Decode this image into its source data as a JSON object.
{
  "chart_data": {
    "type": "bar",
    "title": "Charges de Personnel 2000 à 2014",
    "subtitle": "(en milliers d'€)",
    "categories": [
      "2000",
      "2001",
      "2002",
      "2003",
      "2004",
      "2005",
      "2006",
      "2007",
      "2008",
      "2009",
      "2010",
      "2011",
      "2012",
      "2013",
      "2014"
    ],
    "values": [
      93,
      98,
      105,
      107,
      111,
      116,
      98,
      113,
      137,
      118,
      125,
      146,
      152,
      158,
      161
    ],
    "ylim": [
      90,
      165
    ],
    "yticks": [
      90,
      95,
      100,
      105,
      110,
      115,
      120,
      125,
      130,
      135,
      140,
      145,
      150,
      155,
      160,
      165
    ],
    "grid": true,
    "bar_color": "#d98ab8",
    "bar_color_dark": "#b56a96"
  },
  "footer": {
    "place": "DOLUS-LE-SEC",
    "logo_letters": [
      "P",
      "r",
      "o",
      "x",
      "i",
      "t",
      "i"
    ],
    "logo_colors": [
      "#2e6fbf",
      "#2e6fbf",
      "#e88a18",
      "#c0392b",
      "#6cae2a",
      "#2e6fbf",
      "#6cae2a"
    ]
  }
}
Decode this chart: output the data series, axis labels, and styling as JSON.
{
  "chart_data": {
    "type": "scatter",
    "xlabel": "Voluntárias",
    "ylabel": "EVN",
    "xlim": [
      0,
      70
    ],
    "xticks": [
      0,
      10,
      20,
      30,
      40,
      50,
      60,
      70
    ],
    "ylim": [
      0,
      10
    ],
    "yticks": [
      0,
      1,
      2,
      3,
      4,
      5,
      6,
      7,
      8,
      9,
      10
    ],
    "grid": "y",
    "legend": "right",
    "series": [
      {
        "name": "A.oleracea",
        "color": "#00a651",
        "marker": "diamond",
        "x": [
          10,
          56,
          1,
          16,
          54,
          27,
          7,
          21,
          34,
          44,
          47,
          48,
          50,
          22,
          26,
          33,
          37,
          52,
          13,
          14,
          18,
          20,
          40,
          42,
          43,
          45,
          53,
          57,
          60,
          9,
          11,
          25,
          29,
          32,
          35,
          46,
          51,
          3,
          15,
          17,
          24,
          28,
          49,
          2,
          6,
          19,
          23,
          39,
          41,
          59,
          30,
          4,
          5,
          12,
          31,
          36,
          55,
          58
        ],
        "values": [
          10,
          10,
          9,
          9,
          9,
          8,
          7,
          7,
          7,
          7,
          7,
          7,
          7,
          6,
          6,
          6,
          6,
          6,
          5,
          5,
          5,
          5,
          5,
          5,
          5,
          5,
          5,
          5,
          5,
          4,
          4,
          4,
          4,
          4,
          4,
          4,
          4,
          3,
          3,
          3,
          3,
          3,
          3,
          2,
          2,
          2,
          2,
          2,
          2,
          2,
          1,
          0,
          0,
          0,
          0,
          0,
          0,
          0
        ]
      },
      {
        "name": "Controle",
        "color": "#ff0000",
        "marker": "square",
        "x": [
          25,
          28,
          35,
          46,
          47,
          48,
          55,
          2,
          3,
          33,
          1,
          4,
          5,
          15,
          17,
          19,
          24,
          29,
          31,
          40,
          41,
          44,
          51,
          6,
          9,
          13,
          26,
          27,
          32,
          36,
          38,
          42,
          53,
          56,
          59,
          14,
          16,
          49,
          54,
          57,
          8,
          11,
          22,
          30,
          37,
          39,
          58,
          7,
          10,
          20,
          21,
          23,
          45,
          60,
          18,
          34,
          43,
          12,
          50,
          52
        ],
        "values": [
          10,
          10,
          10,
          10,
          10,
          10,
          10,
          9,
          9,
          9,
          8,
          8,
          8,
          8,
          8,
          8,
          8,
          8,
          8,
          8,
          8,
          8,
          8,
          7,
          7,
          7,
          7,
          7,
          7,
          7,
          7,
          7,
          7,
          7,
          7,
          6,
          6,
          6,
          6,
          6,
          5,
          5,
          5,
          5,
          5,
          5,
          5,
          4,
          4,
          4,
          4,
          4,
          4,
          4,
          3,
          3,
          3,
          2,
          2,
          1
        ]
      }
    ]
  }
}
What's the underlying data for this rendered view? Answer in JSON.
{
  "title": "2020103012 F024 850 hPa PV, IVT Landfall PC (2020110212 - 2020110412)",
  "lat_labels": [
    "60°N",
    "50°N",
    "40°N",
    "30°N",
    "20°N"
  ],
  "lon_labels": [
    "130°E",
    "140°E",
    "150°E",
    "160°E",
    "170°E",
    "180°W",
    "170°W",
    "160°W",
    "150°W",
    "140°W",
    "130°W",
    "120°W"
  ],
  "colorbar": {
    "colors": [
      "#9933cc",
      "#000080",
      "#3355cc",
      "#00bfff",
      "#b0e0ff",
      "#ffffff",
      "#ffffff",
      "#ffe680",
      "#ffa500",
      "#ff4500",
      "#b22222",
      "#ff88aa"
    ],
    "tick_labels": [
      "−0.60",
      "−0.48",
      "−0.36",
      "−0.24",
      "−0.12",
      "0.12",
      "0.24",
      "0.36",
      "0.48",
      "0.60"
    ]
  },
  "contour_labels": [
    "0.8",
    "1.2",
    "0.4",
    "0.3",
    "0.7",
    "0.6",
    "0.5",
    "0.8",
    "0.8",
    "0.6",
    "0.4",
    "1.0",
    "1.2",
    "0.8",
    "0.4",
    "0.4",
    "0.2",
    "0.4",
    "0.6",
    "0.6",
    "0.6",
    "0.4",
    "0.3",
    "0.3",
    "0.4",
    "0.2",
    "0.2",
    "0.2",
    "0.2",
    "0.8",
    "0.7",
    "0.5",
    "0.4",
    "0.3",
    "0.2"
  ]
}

Directive. Extract the entries above verbatim.

Answer in full.
Decode this image into its source data as a JSON object.
{
  "chart_data": {
    "type": "bar",
    "title": "Charges de Personnel 2000 à 2014",
    "subtitle": "(en milliers d'€)",
    "categories": [
      "2000",
      "2001",
      "2002",
      "2003",
      "2004",
      "2005",
      "2006",
      "2007",
      "2008",
      "2009",
      "2010",
      "2011",
      "2012",
      "2013",
      "2014"
    ],
    "values": [
      93,
      98,
      105,
      107,
      111,
      116,
      98,
      113,
      137,
      118,
      125,
      146,
      152,
      158,
      161
    ],
    "ylim": [
      90,
      165
    ],
    "yticks": [
      90,
      95,
      100,
      105,
      110,
      115,
      120,
      125,
      130,
      135,
      140,
      145,
      150,
      155,
      160,
      165
    ],
    "grid": true,
    "bar_color": "#d98ab8",
    "bar_color_dark": "#b56a96"
  },
  "footer": {
    "place": "DOLUS-LE-SEC",
    "logo_letters": [
      "P",
      "r",
      "o",
      "x",
      "i",
      "t",
      "i"
    ],
    "logo_colors": [
      "#2e6fbf",
      "#2e6fbf",
      "#e88a18",
      "#c0392b",
      "#6cae2a",
      "#2e6fbf",
      "#6cae2a"
    ]
  }
}
Decode this chart: output the data series, axis labels, and styling as JSON.
{
  "chart_data": {
    "type": "scatter",
    "xlabel": "Voluntárias",
    "ylabel": "EVN",
    "xlim": [
      0,
      70
    ],
    "xticks": [
      0,
      10,
      20,
      30,
      40,
      50,
      60,
      70
    ],
    "ylim": [
      0,
      10
    ],
    "yticks": [
      0,
      1,
      2,
      3,
      4,
      5,
      6,
      7,
      8,
      9,
      10
    ],
    "grid": "y",
    "legend": "right",
    "series": [
      {
        "name": "A.oleracea",
        "color": "#00a651",
        "marker": "diamond",
        "x": [
          10,
          56,
          1,
          16,
          54,
          27,
          7,
          21,
          34,
          44,
          47,
          48,
          50,
          22,
          26,
          33,
          37,
          52,
          13,
          14,
          18,
          20,
          40,
          42,
          43,
          45,
          53,
          57,
          60,
          9,
          11,
          25,
          29,
          32,
          35,
          46,
          51,
          3,
          15,
          17,
          24,
          28,
          49,
          2,
          6,
          19,
          23,
          39,
          41,
          59,
          30,
          4,
          5,
          12,
          31,
          36,
          55,
          58
        ],
        "values": [
          10,
          10,
          9,
          9,
          9,
          8,
          7,
          7,
          7,
          7,
          7,
          7,
          7,
          6,
          6,
          6,
          6,
          6,
          5,
          5,
          5,
          5,
          5,
          5,
          5,
          5,
          5,
          5,
          5,
          4,
          4,
          4,
          4,
          4,
          4,
          4,
          4,
          3,
          3,
          3,
          3,
          3,
          3,
          2,
          2,
          2,
          2,
          2,
          2,
          2,
          1,
          0,
          0,
          0,
          0,
          0,
          0,
          0
        ]
      },
      {
        "name": "Controle",
        "color": "#ff0000",
        "marker": "square",
        "x": [
          25,
          28,
          35,
          46,
          47,
          48,
          55,
          2,
          3,
          33,
          1,
          4,
          5,
          15,
          17,
          19,
          24,
          29,
          31,
          40,
          41,
          44,
          51,
          6,
          9,
          13,
          26,
          27,
          32,
          36,
          38,
          42,
          53,
          56,
          59,
          14,
          16,
          49,
          54,
          57,
          8,
          11,
          22,
          30,
          37,
          39,
          58,
          7,
          10,
          20,
          21,
          23,
          45,
          60,
          18,
          34,
          43,
          12,
          50,
          52
        ],
        "values": [
          10,
          10,
          10,
          10,
          10,
          10,
          10,
          9,
          9,
          9,
          8,
          8,
          8,
          8,
          8,
          8,
          8,
          8,
          8,
          8,
          8,
          8,
          8,
          7,
          7,
          7,
          7,
          7,
          7,
          7,
          7,
          7,
          7,
          7,
          7,
          6,
          6,
          6,
          6,
          6,
          5,
          5,
          5,
          5,
          5,
          5,
          5,
          4,
          4,
          4,
          4,
          4,
          4,
          4,
          3,
          3,
          3,
          2,
          2,
          1
        ]
      }
    ]
  }
}
What's the underlying data for this rendered view? Answer in JSON.
{
  "title": "2020103012 F024 850 hPa PV, IVT Landfall PC (2020110212 - 2020110412)",
  "lat_labels": [
    "60°N",
    "50°N",
    "40°N",
    "30°N",
    "20°N"
  ],
  "lon_labels": [
    "130°E",
    "140°E",
    "150°E",
    "160°E",
    "170°E",
    "180°W",
    "170°W",
    "160°W",
    "150°W",
    "140°W",
    "130°W",
    "120°W"
  ],
  "colorbar": {
    "colors": [
      "#9933cc",
      "#000080",
      "#3355cc",
      "#00bfff",
      "#b0e0ff",
      "#ffffff",
      "#ffffff",
      "#ffe680",
      "#ffa500",
      "#ff4500",
      "#b22222",
      "#ff88aa"
    ],
    "tick_labels": [
      "−0.60",
      "−0.48",
      "−0.36",
      "−0.24",
      "−0.12",
      "0.12",
      "0.24",
      "0.36",
      "0.48",
      "0.60"
    ]
  },
  "contour_labels": [
    "0.8",
    "1.2",
    "0.4",
    "0.3",
    "0.7",
    "0.6",
    "0.5",
    "0.8",
    "0.8",
    "0.6",
    "0.4",
    "1.0",
    "1.2",
    "0.8",
    "0.4",
    "0.4",
    "0.2",
    "0.4",
    "0.6",
    "0.6",
    "0.6",
    "0.4",
    "0.3",
    "0.3",
    "0.4",
    "0.2",
    "0.2",
    "0.2",
    "0.2",
    "0.8",
    "0.7",
    "0.5",
    "0.4",
    "0.3",
    "0.2"
  ]
}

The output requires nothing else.